### What to do
Write out every entry word for word.

------ The records

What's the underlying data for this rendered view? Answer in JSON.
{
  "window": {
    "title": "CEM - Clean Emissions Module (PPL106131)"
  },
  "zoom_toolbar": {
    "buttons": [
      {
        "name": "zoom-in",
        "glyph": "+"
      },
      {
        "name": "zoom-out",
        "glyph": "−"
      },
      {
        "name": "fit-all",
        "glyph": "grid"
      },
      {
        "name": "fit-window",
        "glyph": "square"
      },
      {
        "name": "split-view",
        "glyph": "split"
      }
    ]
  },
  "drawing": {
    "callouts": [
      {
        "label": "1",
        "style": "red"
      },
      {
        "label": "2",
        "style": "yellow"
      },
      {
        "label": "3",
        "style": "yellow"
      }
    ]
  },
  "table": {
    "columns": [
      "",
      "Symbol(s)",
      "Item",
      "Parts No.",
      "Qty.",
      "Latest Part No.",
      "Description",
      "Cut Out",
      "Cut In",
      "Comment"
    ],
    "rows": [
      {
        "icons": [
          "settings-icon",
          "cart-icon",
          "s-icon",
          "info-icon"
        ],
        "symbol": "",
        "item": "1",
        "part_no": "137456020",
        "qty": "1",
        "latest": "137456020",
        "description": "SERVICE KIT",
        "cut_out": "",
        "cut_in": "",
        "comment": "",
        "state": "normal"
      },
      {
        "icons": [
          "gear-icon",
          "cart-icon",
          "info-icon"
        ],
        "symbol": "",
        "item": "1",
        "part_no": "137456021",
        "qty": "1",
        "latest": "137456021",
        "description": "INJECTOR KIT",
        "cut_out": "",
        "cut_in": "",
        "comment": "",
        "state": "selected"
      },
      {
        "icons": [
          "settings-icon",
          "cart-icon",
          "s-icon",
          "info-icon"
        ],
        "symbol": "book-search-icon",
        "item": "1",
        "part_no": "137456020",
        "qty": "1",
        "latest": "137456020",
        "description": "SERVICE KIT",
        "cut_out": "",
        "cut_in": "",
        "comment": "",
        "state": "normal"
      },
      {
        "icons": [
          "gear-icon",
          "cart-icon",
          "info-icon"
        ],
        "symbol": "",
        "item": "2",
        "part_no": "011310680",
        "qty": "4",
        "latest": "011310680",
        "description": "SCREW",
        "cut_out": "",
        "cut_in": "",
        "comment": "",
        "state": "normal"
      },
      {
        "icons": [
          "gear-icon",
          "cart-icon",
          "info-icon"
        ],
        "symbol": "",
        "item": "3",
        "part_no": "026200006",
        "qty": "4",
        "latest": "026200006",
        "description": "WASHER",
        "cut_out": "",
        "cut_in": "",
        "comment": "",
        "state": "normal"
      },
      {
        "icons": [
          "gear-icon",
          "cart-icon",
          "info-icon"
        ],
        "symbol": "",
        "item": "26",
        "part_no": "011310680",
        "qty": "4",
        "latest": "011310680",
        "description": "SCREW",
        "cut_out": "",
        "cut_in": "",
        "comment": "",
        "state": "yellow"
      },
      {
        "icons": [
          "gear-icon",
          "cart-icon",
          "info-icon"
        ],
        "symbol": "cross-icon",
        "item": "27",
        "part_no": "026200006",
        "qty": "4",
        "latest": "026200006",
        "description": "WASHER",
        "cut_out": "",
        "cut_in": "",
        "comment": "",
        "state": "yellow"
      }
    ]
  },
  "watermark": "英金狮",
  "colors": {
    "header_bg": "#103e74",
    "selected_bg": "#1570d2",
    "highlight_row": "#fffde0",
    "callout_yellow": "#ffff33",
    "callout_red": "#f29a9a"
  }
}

------------

### Result for this task
What's the underlying data for this rendered view? Answer in JSON.
{
  "window": {
    "title": "CEM - Clean Emissions Module (PPL106131)"
  },
  "zoom_toolbar": {
    "buttons": [
      {
        "name": "zoom-in",
        "glyph": "+"
      },
      {
        "name": "zoom-out",
        "glyph": "−"
      },
      {
        "name": "fit-all",
        "glyph": "grid"
      },
      {
        "name": "fit-window",
        "glyph": "square"
      },
      {
        "name": "split-view",
        "glyph": "split"
      }
    ]
  },
  "drawing": {
    "callouts": [
      {
        "label": "1",
        "style": "red"
      },
      {
        "label": "2",
        "style": "yellow"
      },
      {
        "label": "3",
        "style": "yellow"
      }
    ]
  },
  "table": {
    "columns": [
      "",
      "Symbol(s)",
      "Item",
      "Parts No.",
      "Qty.",
      "Latest Part No.",
      "Description",
      "Cut Out",
      "Cut In",
      "Comment"
    ],
    "rows": [
      {
        "icons": [
          "settings-icon",
          "cart-icon",
          "s-icon",
          "info-icon"
        ],
        "symbol": "",
        "item": "1",
        "part_no": "137456020",
        "qty": "1",
        "latest": "137456020",
        "description": "SERVICE KIT",
        "cut_out": "",
        "cut_in": "",
        "comment": "",
        "state": "normal"
      },
      {
        "icons": [
          "gear-icon",
          "cart-icon",
          "info-icon"
        ],
        "symbol": "",
        "item": "1",
        "part_no": "137456021",
        "qty": "1",
        "latest": "137456021",
        "description": "INJECTOR KIT",
        "cut_out": "",
        "cut_in": "",
        "comment": "",
        "state": "selected"
      },
      {
        "icons": [
          "settings-icon",
          "cart-icon",
          "s-icon",
          "info-icon"
        ],
        "symbol": "book-search-icon",
        "item": "1",
        "part_no": "137456020",
        "qty": "1",
        "latest": "137456020",
        "description": "SERVICE KIT",
        "cut_out": "",
        "cut_in": "",
        "comment": "",
        "state": "normal"
      },
      {
        "icons": [
          "gear-icon",
          "cart-icon",
          "info-icon"
        ],
        "symbol": "",
        "item": "2",
        "part_no": "011310680",
        "qty": "4",
        "latest": "011310680",
        "description": "SCREW",
        "cut_out": "",
        "cut_in": "",
        "comment": "",
        "state": "normal"
      },
      {
        "icons": [
          "gear-icon",
          "cart-icon",
          "info-icon"
        ],
        "symbol": "",
        "item": "3",
        "part_no": "026200006",
        "qty": "4",
        "latest": "026200006",
        "description": "WASHER",
        "cut_out": "",
        "cut_in": "",
        "comment": "",
        "state": "normal"
      },
      {
        "icons": [
          "gear-icon",
          "cart-icon",
          "info-icon"
        ],
        "symbol": "",
        "item": "26",
        "part_no": "011310680",
        "qty": "4",
        "latest": "011310680",
        "description": "SCREW",
        "cut_out": "",
        "cut_in": "",
        "comment": "",
        "state": "yellow"
      },
      {
        "icons": [
          "gear-icon",
          "cart-icon",
          "info-icon"
        ],
        "symbol": "cross-icon",
        "item": "27",
        "part_no": "026200006",
        "qty": "4",
        "latest": "026200006",
        "description": "WASHER",
        "cut_out": "",
        "cut_in": "",
        "comment": "",
        "state": "yellow"
      }
    ]
  },
  "watermark": "英金狮",
  "colors": {
    "header_bg": "#103e74",
    "selected_bg": "#1570d2",
    "highlight_row": "#fffde0",
    "callout_yellow": "#ffff33",
    "callout_red": "#f29a9a"
  }
}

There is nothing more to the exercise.